Records provided:
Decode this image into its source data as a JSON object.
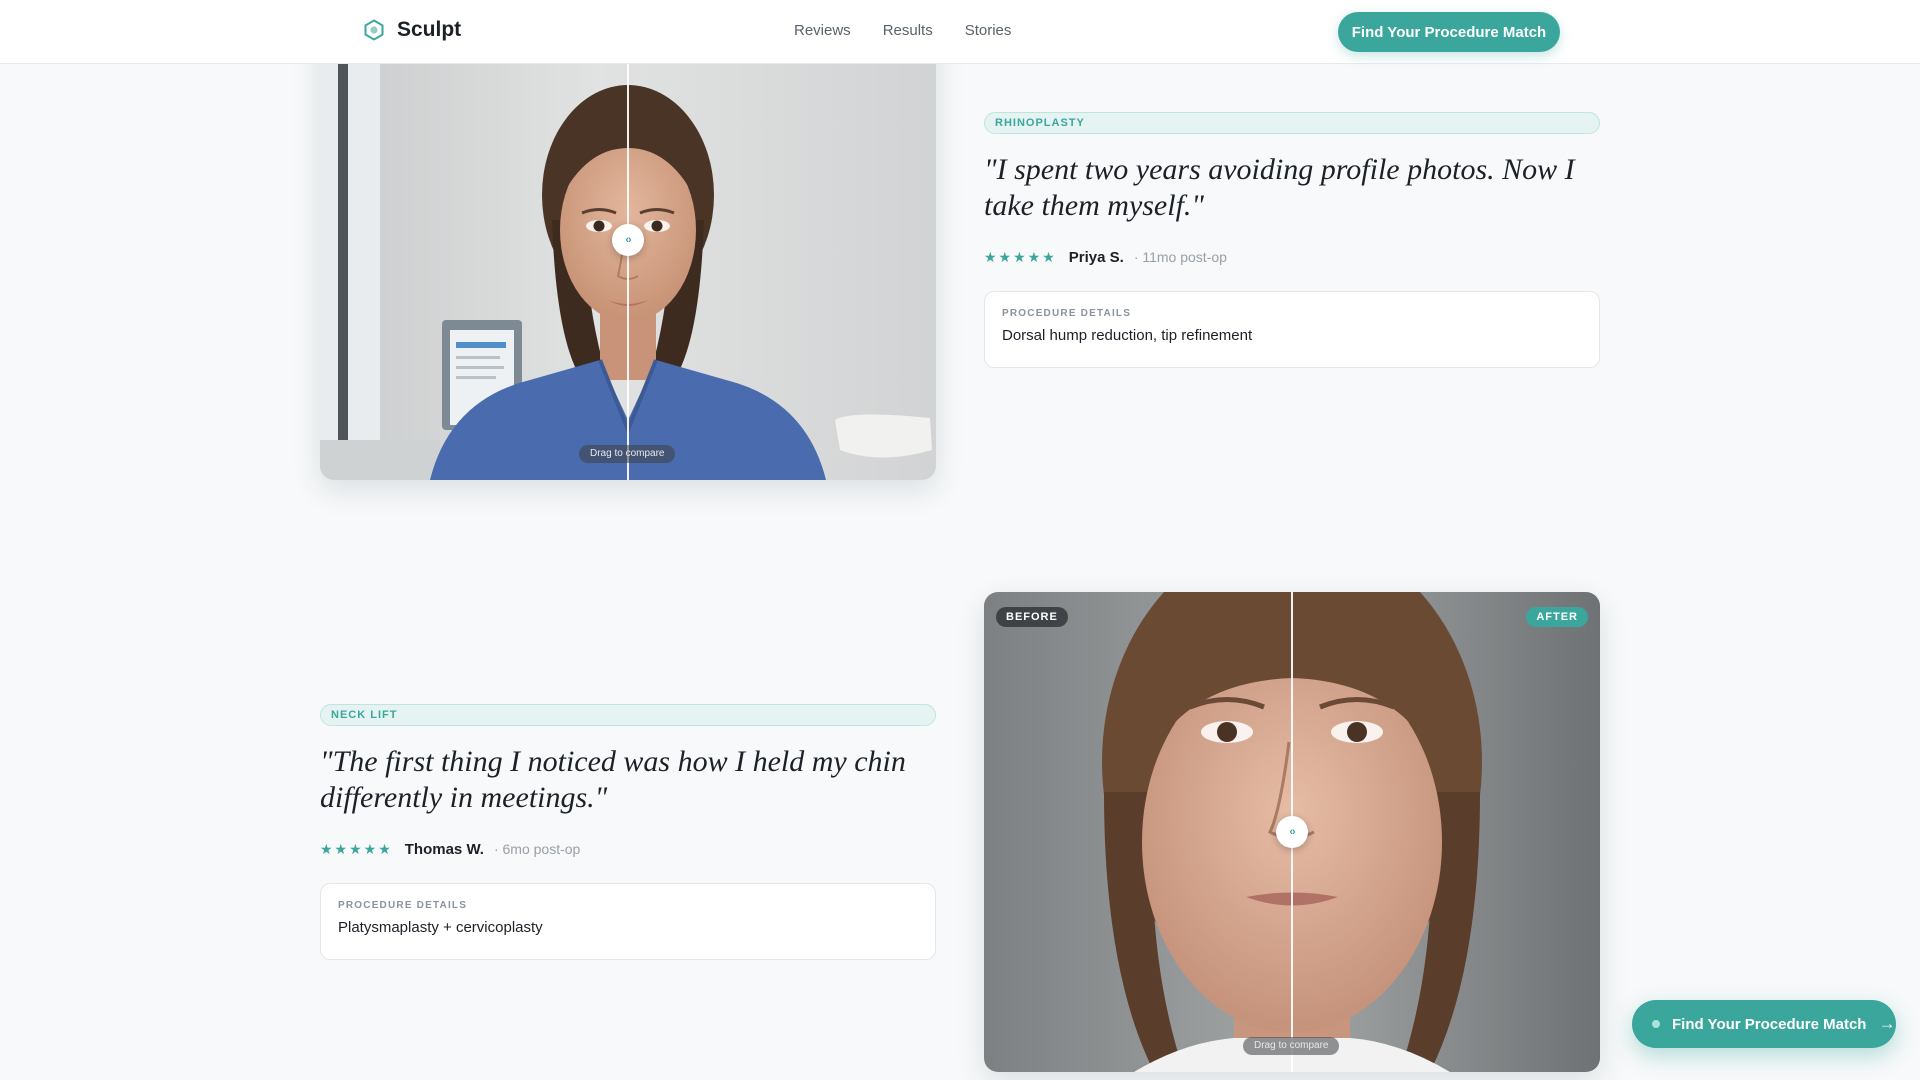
{
  "header": {
    "brand": "Sculpt",
    "nav": [
      "Reviews",
      "Results",
      "Stories"
    ],
    "cta_label": "Find Your Procedure Match"
  },
  "stories": [
    {
      "tag": "RHINOPLASTY",
      "quote": "\"I spent two years avoiding profile photos. Now I take them myself.\"",
      "rating": 5,
      "stars": "★★★★★",
      "author": "Priya S.",
      "postop": "· 11mo post-op",
      "details_label": "PROCEDURE DETAILS",
      "details_value": "Dorsal hump reduction, tip refinement",
      "compare_hint": "Drag to compare",
      "slider_position": 0.5
    },
    {
      "tag": "NECK LIFT",
      "quote": "\"The first thing I noticed was how I held my chin differently in meetings.\"",
      "rating": 5,
      "stars": "★★★★★",
      "author": "Thomas W.",
      "postop": "· 6mo post-op",
      "details_label": "PROCEDURE DETAILS",
      "details_value": "Platysmaplasty + cervicoplasty",
      "compare_hint": "Drag to compare",
      "before_label": "BEFORE",
      "after_label": "AFTER",
      "slider_position": 0.5
    }
  ],
  "floating_cta": {
    "label": "Find Your Procedure Match",
    "arrow": "→"
  },
  "handle_glyph": "‹›",
  "colors": {
    "accent": "#3aa69c",
    "background": "#f7f9fa",
    "text": "#1c2127"
  }
}
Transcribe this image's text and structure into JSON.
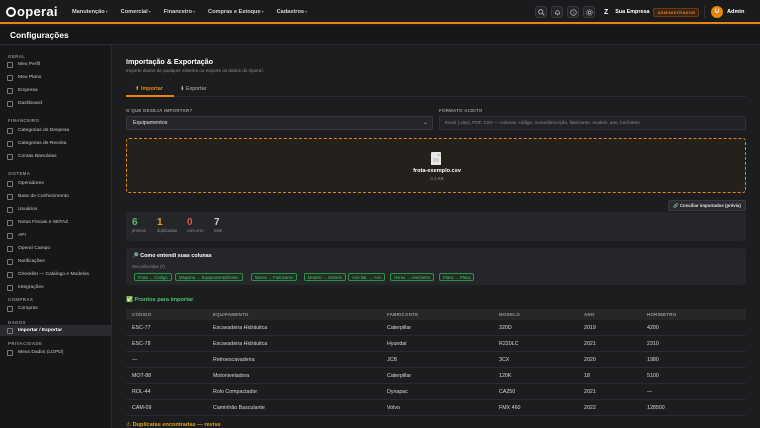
{
  "app": {
    "logo": "operai"
  },
  "nav": [
    {
      "label": "Manutenção"
    },
    {
      "label": "Comercial"
    },
    {
      "label": "Financeiro"
    },
    {
      "label": "Compras e Estoque"
    },
    {
      "label": "Cadastros"
    }
  ],
  "header_right": {
    "company_name": "Sua Empresa",
    "role_badge": "ADMINISTRADOR",
    "avatar_letter": "U",
    "user_name": "Admin",
    "icons": [
      "search-icon",
      "bell-icon",
      "help-icon",
      "gear-icon"
    ]
  },
  "page_title": "Configurações",
  "sidebar": {
    "sections": [
      {
        "title": "GERAL",
        "items": [
          "Meu Perfil",
          "Meu Plano",
          "Empresa",
          "Dashboard"
        ]
      },
      {
        "title": "FINANCEIRO",
        "items": [
          "Categorias de Despesa",
          "Categorias de Receita",
          "Contas Bancárias"
        ]
      },
      {
        "title": "SISTEMA",
        "items": [
          "Operadores",
          "Base de Conhecimento",
          "Usuários",
          "Notas Fiscais e SEFAZ",
          "API",
          "Operaí Campo",
          "Notificações",
          "Checklist — Catálogo e Modelos",
          "Integrações"
        ]
      },
      {
        "title": "COMPRAS",
        "items": [
          "Compras"
        ]
      },
      {
        "title": "DADOS",
        "items": [
          "Importar / Exportar"
        ]
      },
      {
        "title": "PRIVACIDADE",
        "items": [
          "Meus Dados (LGPD)"
        ]
      }
    ],
    "active": "Importar / Exportar"
  },
  "import_export": {
    "title": "Importação & Exportação",
    "subtitle": "Importe dados de qualquer sistema ou exporte os dados do Operaí.",
    "tabs": [
      {
        "label": "⬆ Importar"
      },
      {
        "label": "⬇ Exportar"
      }
    ],
    "what_label": "O QUE DESEJA IMPORTAR?",
    "what_value": "Equipamentos",
    "format_label": "FORMATO ACEITO",
    "format_value": "Excel (.xlsx), PDF, CSV — colunas: código, nome/descrição, fabricante, modelo, ano, horímetro",
    "file_name": "frota-exemplo.csv",
    "file_size": "0.3 KB",
    "reconcile_button": "🔗 Conciliar importados (prévia)"
  },
  "stats": [
    {
      "value": "6",
      "label": "prontos",
      "color": "#53c06f"
    },
    {
      "value": "1",
      "label": "duplicadas",
      "color": "#e8a317"
    },
    {
      "value": "0",
      "label": "com erro",
      "color": "#e5534b"
    },
    {
      "value": "7",
      "label": "total",
      "color": "#cfcfcf"
    }
  ],
  "columns_understood": {
    "title": "🔎 Como entendi suas colunas",
    "recognized": "Reconhecidas (7)",
    "chips": [
      "Frota → Código",
      "Máquina → Equipamento/Nome",
      "Marca → Fabricante",
      "Modelo → Modelo",
      "Ano fab. → Ano",
      "Horas → Horímetro",
      "Placa → Placa"
    ]
  },
  "ready_title": "✅ Prontos para importar",
  "table": {
    "headers": [
      "CÓDIGO",
      "EQUIPAMENTO",
      "FABRICANTE",
      "MODELO",
      "ANO",
      "HORÍMETRO"
    ],
    "rows": [
      [
        "ESC-77",
        "Escavadeira Hidráulica",
        "Caterpillar",
        "320D",
        "2019",
        "4200"
      ],
      [
        "ESC-78",
        "Escavadeira Hidráulica",
        "Hyundai",
        "R220LC",
        "2021",
        "2310"
      ],
      [
        "—",
        "Retroescavadeira",
        "JCB",
        "3CX",
        "2020",
        "1980"
      ],
      [
        "MOT-88",
        "Motoniveladora",
        "Caterpillar",
        "120K",
        "18",
        "5100"
      ],
      [
        "ROL-44",
        "Rolo Compactador",
        "Dynapac",
        "CA250",
        "2021",
        "—"
      ],
      [
        "CAM-09",
        "Caminhão Basculante",
        "Volvo",
        "FMX 460",
        "2022",
        "128500"
      ]
    ]
  },
  "duplicates_title": "⚠ Duplicatas encontradas — revise"
}
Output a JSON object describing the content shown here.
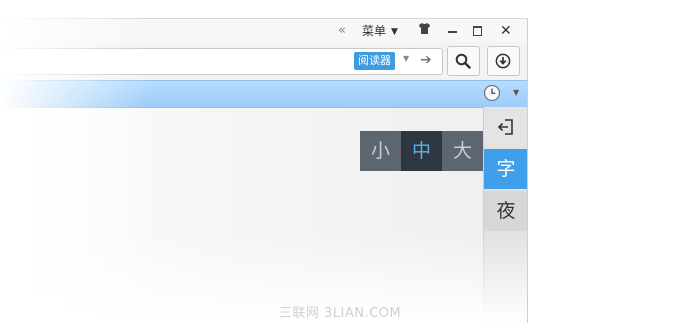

Goal of the exercise: Say how many lines of the data include the word "this". Nothing other than the number should be given.

Exercise solution: 2